◆ **Job**:
Look through the lines below and extract any with the word "radiant".

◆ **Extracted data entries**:
──────────

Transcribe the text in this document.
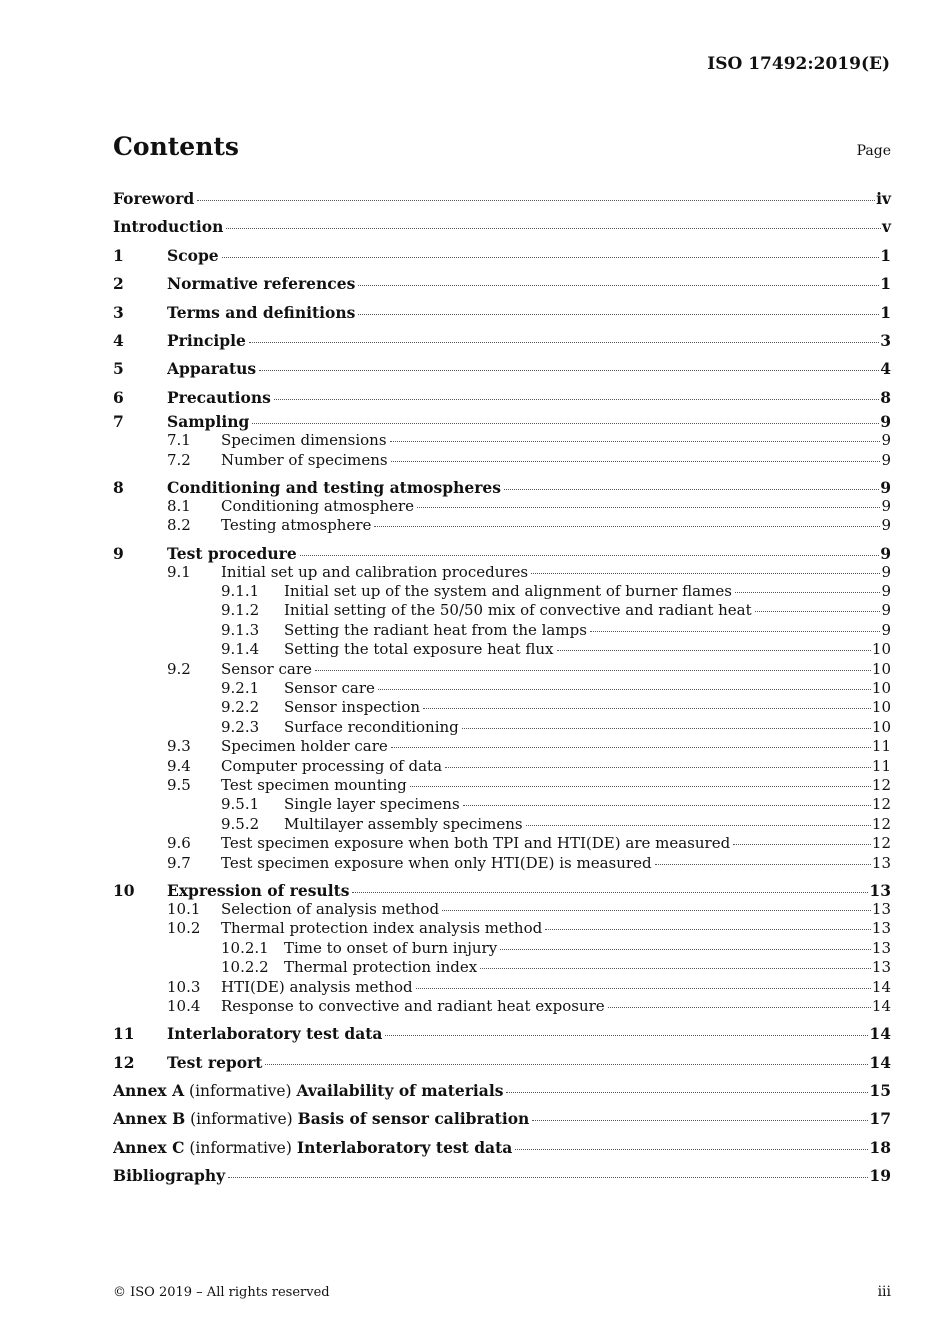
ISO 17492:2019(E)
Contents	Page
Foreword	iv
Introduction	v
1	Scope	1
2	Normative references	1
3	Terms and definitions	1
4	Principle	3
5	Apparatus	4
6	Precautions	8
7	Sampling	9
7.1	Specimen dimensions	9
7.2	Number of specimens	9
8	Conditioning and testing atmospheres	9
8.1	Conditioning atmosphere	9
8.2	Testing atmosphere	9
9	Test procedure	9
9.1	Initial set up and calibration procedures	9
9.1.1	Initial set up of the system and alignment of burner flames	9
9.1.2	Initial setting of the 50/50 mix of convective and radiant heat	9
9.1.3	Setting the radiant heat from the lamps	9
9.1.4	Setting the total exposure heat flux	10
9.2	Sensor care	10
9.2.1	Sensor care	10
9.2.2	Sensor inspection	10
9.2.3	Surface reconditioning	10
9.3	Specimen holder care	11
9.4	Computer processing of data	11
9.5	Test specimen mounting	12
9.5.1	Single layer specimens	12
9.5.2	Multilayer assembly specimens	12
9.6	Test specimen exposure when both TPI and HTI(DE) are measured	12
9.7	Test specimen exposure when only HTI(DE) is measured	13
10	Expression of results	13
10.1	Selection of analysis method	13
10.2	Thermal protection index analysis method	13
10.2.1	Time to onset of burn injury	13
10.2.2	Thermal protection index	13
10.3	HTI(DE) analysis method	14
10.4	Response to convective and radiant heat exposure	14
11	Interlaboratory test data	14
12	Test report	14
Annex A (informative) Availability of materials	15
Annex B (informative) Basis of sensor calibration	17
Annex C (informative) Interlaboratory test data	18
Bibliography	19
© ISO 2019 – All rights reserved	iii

──────────

◆ **Solution for this exercise**:
9.1.2	Initial setting of the 50/50 mix of convective and radiant heat	9
9.1.3	Setting the radiant heat from the lamps	9
10.4	Response to convective and radiant heat exposure	14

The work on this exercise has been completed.